▶ _GIVEN TASK_
Repeat every line below exactly as it reads.

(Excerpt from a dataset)
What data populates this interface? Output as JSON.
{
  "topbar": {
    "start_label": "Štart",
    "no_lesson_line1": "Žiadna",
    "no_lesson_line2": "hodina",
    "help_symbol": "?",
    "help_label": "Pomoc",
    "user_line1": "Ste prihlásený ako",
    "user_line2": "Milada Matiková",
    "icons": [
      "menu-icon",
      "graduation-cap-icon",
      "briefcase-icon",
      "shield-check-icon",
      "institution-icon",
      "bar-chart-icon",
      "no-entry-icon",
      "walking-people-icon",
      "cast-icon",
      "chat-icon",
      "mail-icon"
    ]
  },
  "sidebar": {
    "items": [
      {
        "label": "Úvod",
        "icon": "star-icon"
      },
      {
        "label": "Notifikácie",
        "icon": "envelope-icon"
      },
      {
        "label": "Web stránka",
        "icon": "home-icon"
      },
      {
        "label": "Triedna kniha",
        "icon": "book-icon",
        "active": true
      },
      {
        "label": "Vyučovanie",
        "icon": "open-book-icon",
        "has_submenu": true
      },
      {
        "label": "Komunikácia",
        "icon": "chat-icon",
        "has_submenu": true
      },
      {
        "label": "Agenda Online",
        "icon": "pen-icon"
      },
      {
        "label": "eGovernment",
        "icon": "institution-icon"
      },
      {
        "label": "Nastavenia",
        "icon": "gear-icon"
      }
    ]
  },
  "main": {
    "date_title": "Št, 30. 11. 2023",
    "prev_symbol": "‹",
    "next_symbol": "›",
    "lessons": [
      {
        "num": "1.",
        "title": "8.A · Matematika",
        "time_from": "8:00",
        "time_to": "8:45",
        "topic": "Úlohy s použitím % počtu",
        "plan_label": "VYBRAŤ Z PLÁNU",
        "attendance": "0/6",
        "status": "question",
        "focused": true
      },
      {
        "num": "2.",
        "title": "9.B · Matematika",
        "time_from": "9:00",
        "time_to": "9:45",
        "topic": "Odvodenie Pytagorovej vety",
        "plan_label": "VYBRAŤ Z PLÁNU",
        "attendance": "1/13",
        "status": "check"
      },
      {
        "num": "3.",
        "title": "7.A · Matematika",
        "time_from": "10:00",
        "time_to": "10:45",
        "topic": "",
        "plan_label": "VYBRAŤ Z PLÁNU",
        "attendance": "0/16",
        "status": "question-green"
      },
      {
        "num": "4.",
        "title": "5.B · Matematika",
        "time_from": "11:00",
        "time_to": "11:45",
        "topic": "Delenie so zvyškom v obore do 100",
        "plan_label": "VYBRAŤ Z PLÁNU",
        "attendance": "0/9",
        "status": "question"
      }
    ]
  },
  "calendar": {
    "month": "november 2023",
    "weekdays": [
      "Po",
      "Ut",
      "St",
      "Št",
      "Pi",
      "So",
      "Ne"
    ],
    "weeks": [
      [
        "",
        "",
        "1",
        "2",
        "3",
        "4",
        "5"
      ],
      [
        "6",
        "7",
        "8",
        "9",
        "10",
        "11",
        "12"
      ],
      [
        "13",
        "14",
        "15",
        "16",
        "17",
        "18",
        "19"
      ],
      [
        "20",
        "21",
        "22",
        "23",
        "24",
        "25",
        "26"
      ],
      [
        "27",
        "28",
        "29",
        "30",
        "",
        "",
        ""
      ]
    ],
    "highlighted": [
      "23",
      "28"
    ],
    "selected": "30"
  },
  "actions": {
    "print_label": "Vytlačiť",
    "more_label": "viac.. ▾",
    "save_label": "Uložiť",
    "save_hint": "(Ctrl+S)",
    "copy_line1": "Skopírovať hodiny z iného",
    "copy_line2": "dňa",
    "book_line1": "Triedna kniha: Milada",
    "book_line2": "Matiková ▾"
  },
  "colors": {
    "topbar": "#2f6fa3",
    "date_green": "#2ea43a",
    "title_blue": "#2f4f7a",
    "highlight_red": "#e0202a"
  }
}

▶ _ANSWER IN FULL_
What data populates this interface? Output as JSON.
{
  "topbar": {
    "start_label": "Štart",
    "no_lesson_line1": "Žiadna",
    "no_lesson_line2": "hodina",
    "help_symbol": "?",
    "help_label": "Pomoc",
    "user_line1": "Ste prihlásený ako",
    "user_line2": "Milada Matiková",
    "icons": [
      "menu-icon",
      "graduation-cap-icon",
      "briefcase-icon",
      "shield-check-icon",
      "institution-icon",
      "bar-chart-icon",
      "no-entry-icon",
      "walking-people-icon",
      "cast-icon",
      "chat-icon",
      "mail-icon"
    ]
  },
  "sidebar": {
    "items": [
      {
        "label": "Úvod",
        "icon": "star-icon"
      },
      {
        "label": "Notifikácie",
        "icon": "envelope-icon"
      },
      {
        "label": "Web stránka",
        "icon": "home-icon"
      },
      {
        "label": "Triedna kniha",
        "icon": "book-icon",
        "active": true
      },
      {
        "label": "Vyučovanie",
        "icon": "open-book-icon",
        "has_submenu": true
      },
      {
        "label": "Komunikácia",
        "icon": "chat-icon",
        "has_submenu": true
      },
      {
        "label": "Agenda Online",
        "icon": "pen-icon"
      },
      {
        "label": "eGovernment",
        "icon": "institution-icon"
      },
      {
        "label": "Nastavenia",
        "icon": "gear-icon"
      }
    ]
  },
  "main": {
    "date_title": "Št, 30. 11. 2023",
    "prev_symbol": "‹",
    "next_symbol": "›",
    "lessons": [
      {
        "num": "1.",
        "title": "8.A · Matematika",
        "time_from": "8:00",
        "time_to": "8:45",
        "topic": "Úlohy s použitím % počtu",
        "plan_label": "VYBRAŤ Z PLÁNU",
        "attendance": "0/6",
        "status": "question",
        "focused": true
      },
      {
        "num": "2.",
        "title": "9.B · Matematika",
        "time_from": "9:00",
        "time_to": "9:45",
        "topic": "Odvodenie Pytagorovej vety",
        "plan_label": "VYBRAŤ Z PLÁNU",
        "attendance": "1/13",
        "status": "check"
      },
      {
        "num": "3.",
        "title": "7.A · Matematika",
        "time_from": "10:00",
        "time_to": "10:45",
        "topic": "",
        "plan_label": "VYBRAŤ Z PLÁNU",
        "attendance": "0/16",
        "status": "question-green"
      },
      {
        "num": "4.",
        "title": "5.B · Matematika",
        "time_from": "11:00",
        "time_to": "11:45",
        "topic": "Delenie so zvyškom v obore do 100",
        "plan_label": "VYBRAŤ Z PLÁNU",
        "attendance": "0/9",
        "status": "question"
      }
    ]
  },
  "calendar": {
    "month": "november 2023",
    "weekdays": [
      "Po",
      "Ut",
      "St",
      "Št",
      "Pi",
      "So",
      "Ne"
    ],
    "weeks": [
      [
        "",
        "",
        "1",
        "2",
        "3",
        "4",
        "5"
      ],
      [
        "6",
        "7",
        "8",
        "9",
        "10",
        "11",
        "12"
      ],
      [
        "13",
        "14",
        "15",
        "16",
        "17",
        "18",
        "19"
      ],
      [
        "20",
        "21",
        "22",
        "23",
        "24",
        "25",
        "26"
      ],
      [
        "27",
        "28",
        "29",
        "30",
        "",
        "",
        ""
      ]
    ],
    "highlighted": [
      "23",
      "28"
    ],
    "selected": "30"
  },
  "actions": {
    "print_label": "Vytlačiť",
    "more_label": "viac.. ▾",
    "save_label": "Uložiť",
    "save_hint": "(Ctrl+S)",
    "copy_line1": "Skopírovať hodiny z iného",
    "copy_line2": "dňa",
    "book_line1": "Triedna kniha: Milada",
    "book_line2": "Matiková ▾"
  },
  "colors": {
    "topbar": "#2f6fa3",
    "date_green": "#2ea43a",
    "title_blue": "#2f4f7a",
    "highlight_red": "#e0202a"
  }
}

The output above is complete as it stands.